Dataset records on visual material
begin

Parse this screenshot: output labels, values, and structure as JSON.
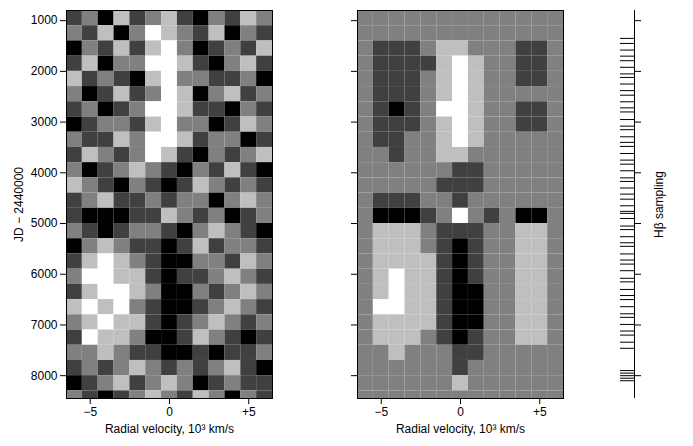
{
  "chart_data": [
    {
      "type": "heatmap",
      "x_label": "Radial velocity, 10³ km/s",
      "y_label": "JD − 2440000",
      "xlim": [
        -6.5,
        6.5
      ],
      "ylim": [
        800,
        8450
      ],
      "xticks": [
        {
          "value": -5,
          "label": "−5"
        },
        0,
        {
          "value": 5,
          "label": "+5"
        }
      ],
      "yticks": [
        1000,
        2000,
        3000,
        4000,
        5000,
        6000,
        7000,
        8000
      ],
      "x_bins": [
        -6.5,
        -5.5,
        -4.5,
        -3.5,
        -2.5,
        -1.5,
        -0.5,
        0.5,
        1.5,
        2.5,
        3.5,
        4.5,
        5.5,
        6.5
      ],
      "y_bins": [
        800,
        1100,
        1400,
        1700,
        2000,
        2300,
        2600,
        2900,
        3200,
        3500,
        3800,
        4100,
        4400,
        4700,
        5000,
        5300,
        5600,
        5900,
        6200,
        6500,
        6800,
        7100,
        7400,
        7700,
        8000,
        8300,
        8450
      ],
      "zlim": [
        0,
        4
      ],
      "cells": [
        [
          1,
          2,
          0,
          3,
          1,
          2,
          3,
          1,
          0,
          2,
          1,
          3,
          2
        ],
        [
          2,
          1,
          3,
          0,
          2,
          4,
          3,
          2,
          1,
          3,
          0,
          2,
          1
        ],
        [
          0,
          2,
          1,
          3,
          1,
          3,
          4,
          2,
          0,
          1,
          2,
          1,
          3
        ],
        [
          1,
          3,
          0,
          2,
          2,
          4,
          4,
          3,
          1,
          0,
          2,
          3,
          1
        ],
        [
          3,
          1,
          2,
          1,
          0,
          3,
          4,
          2,
          2,
          1,
          1,
          2,
          0
        ],
        [
          2,
          0,
          1,
          3,
          1,
          2,
          4,
          3,
          0,
          2,
          3,
          1,
          2
        ],
        [
          1,
          2,
          0,
          1,
          2,
          4,
          4,
          3,
          1,
          1,
          0,
          2,
          1
        ],
        [
          0,
          1,
          2,
          2,
          1,
          3,
          4,
          2,
          2,
          0,
          1,
          3,
          2
        ],
        [
          2,
          1,
          1,
          3,
          2,
          4,
          4,
          3,
          1,
          2,
          2,
          0,
          1
        ],
        [
          1,
          3,
          2,
          1,
          2,
          4,
          3,
          1,
          0,
          2,
          1,
          2,
          3
        ],
        [
          2,
          0,
          1,
          2,
          3,
          2,
          1,
          0,
          2,
          1,
          3,
          1,
          0
        ],
        [
          3,
          2,
          1,
          0,
          2,
          1,
          0,
          1,
          3,
          2,
          1,
          2,
          1
        ],
        [
          1,
          2,
          3,
          1,
          1,
          2,
          1,
          2,
          2,
          0,
          2,
          3,
          2
        ],
        [
          1,
          0,
          0,
          0,
          1,
          1,
          3,
          2,
          1,
          2,
          0,
          1,
          2
        ],
        [
          2,
          1,
          0,
          1,
          2,
          2,
          1,
          0,
          2,
          3,
          2,
          1,
          0
        ],
        [
          0,
          2,
          3,
          2,
          1,
          1,
          0,
          1,
          3,
          1,
          2,
          2,
          1
        ],
        [
          1,
          3,
          4,
          3,
          2,
          1,
          0,
          0,
          2,
          2,
          1,
          3,
          2
        ],
        [
          2,
          4,
          4,
          3,
          3,
          1,
          0,
          1,
          1,
          2,
          3,
          2,
          1
        ],
        [
          1,
          3,
          4,
          4,
          3,
          2,
          0,
          0,
          2,
          1,
          2,
          3,
          2
        ],
        [
          3,
          4,
          3,
          4,
          2,
          1,
          0,
          0,
          1,
          2,
          3,
          2,
          1
        ],
        [
          2,
          3,
          4,
          3,
          3,
          1,
          0,
          1,
          2,
          3,
          2,
          1,
          2
        ],
        [
          1,
          4,
          3,
          3,
          2,
          0,
          0,
          1,
          3,
          2,
          1,
          0,
          1
        ],
        [
          2,
          2,
          3,
          2,
          1,
          1,
          0,
          0,
          1,
          0,
          1,
          1,
          2
        ],
        [
          1,
          2,
          1,
          2,
          3,
          2,
          1,
          2,
          1,
          2,
          3,
          1,
          0
        ],
        [
          0,
          1,
          2,
          3,
          1,
          2,
          3,
          2,
          0,
          1,
          2,
          1,
          1
        ],
        [
          2,
          1,
          0,
          1,
          2,
          3,
          2,
          1,
          3,
          2,
          0,
          2,
          1
        ]
      ]
    },
    {
      "type": "heatmap",
      "x_label": "Radial velocity, 10³ km/s",
      "xlim": [
        -6.5,
        6.5
      ],
      "ylim": [
        800,
        8450
      ],
      "xticks": [
        {
          "value": -5,
          "label": "−5"
        },
        0,
        {
          "value": 5,
          "label": "+5"
        }
      ],
      "yticks": [
        1000,
        2000,
        3000,
        4000,
        5000,
        6000,
        7000,
        8000
      ],
      "tick_labels": "x",
      "x_bins": [
        -6.5,
        -5.5,
        -4.5,
        -3.5,
        -2.5,
        -1.5,
        -0.5,
        0.5,
        1.5,
        2.5,
        3.5,
        4.5,
        5.5,
        6.5
      ],
      "y_bins": [
        800,
        1100,
        1400,
        1700,
        2000,
        2300,
        2600,
        2900,
        3200,
        3500,
        3800,
        4100,
        4400,
        4700,
        5000,
        5300,
        5600,
        5900,
        6200,
        6500,
        6800,
        7100,
        7400,
        7700,
        8000,
        8300,
        8450
      ],
      "zlim": [
        0,
        4
      ],
      "cells": [
        [
          2,
          2,
          2,
          2,
          2,
          2,
          2,
          2,
          2,
          2,
          2,
          2,
          2
        ],
        [
          2,
          2,
          2,
          2,
          2,
          2,
          2,
          2,
          2,
          2,
          2,
          2,
          2
        ],
        [
          2,
          1,
          1,
          1,
          2,
          3,
          3,
          2,
          2,
          2,
          1,
          1,
          2
        ],
        [
          2,
          1,
          1,
          1,
          1,
          3,
          4,
          3,
          2,
          2,
          1,
          1,
          2
        ],
        [
          2,
          1,
          1,
          1,
          2,
          3,
          4,
          3,
          2,
          2,
          1,
          1,
          2
        ],
        [
          2,
          1,
          1,
          1,
          2,
          3,
          4,
          3,
          2,
          2,
          2,
          2,
          2
        ],
        [
          2,
          1,
          0,
          1,
          2,
          4,
          4,
          3,
          2,
          2,
          1,
          1,
          2
        ],
        [
          2,
          1,
          1,
          1,
          2,
          3,
          4,
          3,
          2,
          2,
          1,
          1,
          2
        ],
        [
          2,
          1,
          1,
          2,
          2,
          3,
          4,
          3,
          2,
          2,
          2,
          2,
          2
        ],
        [
          2,
          2,
          1,
          2,
          2,
          3,
          3,
          2,
          2,
          2,
          2,
          2,
          2
        ],
        [
          2,
          2,
          2,
          2,
          2,
          2,
          1,
          1,
          2,
          2,
          2,
          2,
          2
        ],
        [
          2,
          2,
          2,
          2,
          2,
          1,
          1,
          1,
          2,
          2,
          2,
          2,
          2
        ],
        [
          2,
          1,
          1,
          1,
          2,
          2,
          1,
          2,
          2,
          2,
          2,
          2,
          2
        ],
        [
          2,
          0,
          0,
          0,
          1,
          2,
          4,
          2,
          1,
          2,
          0,
          0,
          2
        ],
        [
          2,
          3,
          3,
          3,
          2,
          1,
          1,
          1,
          2,
          2,
          3,
          3,
          2
        ],
        [
          2,
          3,
          3,
          3,
          2,
          1,
          0,
          1,
          2,
          2,
          3,
          3,
          2
        ],
        [
          2,
          3,
          3,
          3,
          3,
          1,
          0,
          1,
          2,
          2,
          3,
          3,
          2
        ],
        [
          2,
          3,
          4,
          3,
          3,
          1,
          0,
          1,
          2,
          2,
          3,
          3,
          2
        ],
        [
          2,
          3,
          4,
          3,
          3,
          1,
          0,
          0,
          2,
          2,
          3,
          3,
          2
        ],
        [
          2,
          4,
          4,
          3,
          3,
          1,
          0,
          0,
          2,
          2,
          3,
          3,
          2
        ],
        [
          2,
          3,
          3,
          3,
          3,
          1,
          0,
          0,
          2,
          2,
          3,
          3,
          2
        ],
        [
          2,
          3,
          3,
          3,
          2,
          1,
          0,
          1,
          2,
          2,
          3,
          3,
          2
        ],
        [
          2,
          2,
          3,
          2,
          2,
          2,
          1,
          1,
          2,
          2,
          2,
          2,
          2
        ],
        [
          2,
          2,
          2,
          2,
          2,
          2,
          1,
          2,
          2,
          2,
          2,
          2,
          2
        ],
        [
          2,
          2,
          2,
          2,
          2,
          2,
          3,
          2,
          2,
          2,
          2,
          2,
          2
        ],
        [
          2,
          2,
          2,
          2,
          2,
          2,
          2,
          2,
          2,
          2,
          2,
          2,
          2
        ]
      ]
    },
    {
      "type": "rug",
      "y_label": "Hβ sampling",
      "ylim": [
        800,
        8450
      ],
      "yticks": [
        1000,
        2000,
        3000,
        4000,
        5000,
        6000,
        7000,
        8000
      ],
      "tick_labels": false,
      "values": [
        1350,
        1450,
        1580,
        1700,
        1790,
        1920,
        2050,
        2120,
        2250,
        2380,
        2470,
        2600,
        2720,
        2800,
        2950,
        3080,
        3150,
        3290,
        3400,
        3480,
        3620,
        3750,
        3830,
        3960,
        4100,
        4170,
        4300,
        4420,
        4520,
        4650,
        4760,
        4800,
        4900,
        5050,
        5120,
        5260,
        5380,
        5450,
        5600,
        5720,
        5800,
        5930,
        6080,
        6150,
        6300,
        6420,
        6500,
        6640,
        6780,
        6850,
        6990,
        7120,
        7200,
        7340,
        7460,
        7900,
        7950,
        8000,
        8050,
        8100
      ]
    }
  ]
}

end

Which lines contain "values"? Copy each of them.

## FULL RESPONSE
Parse this screenshot: output labels, values, and structure as JSON.
      "values": [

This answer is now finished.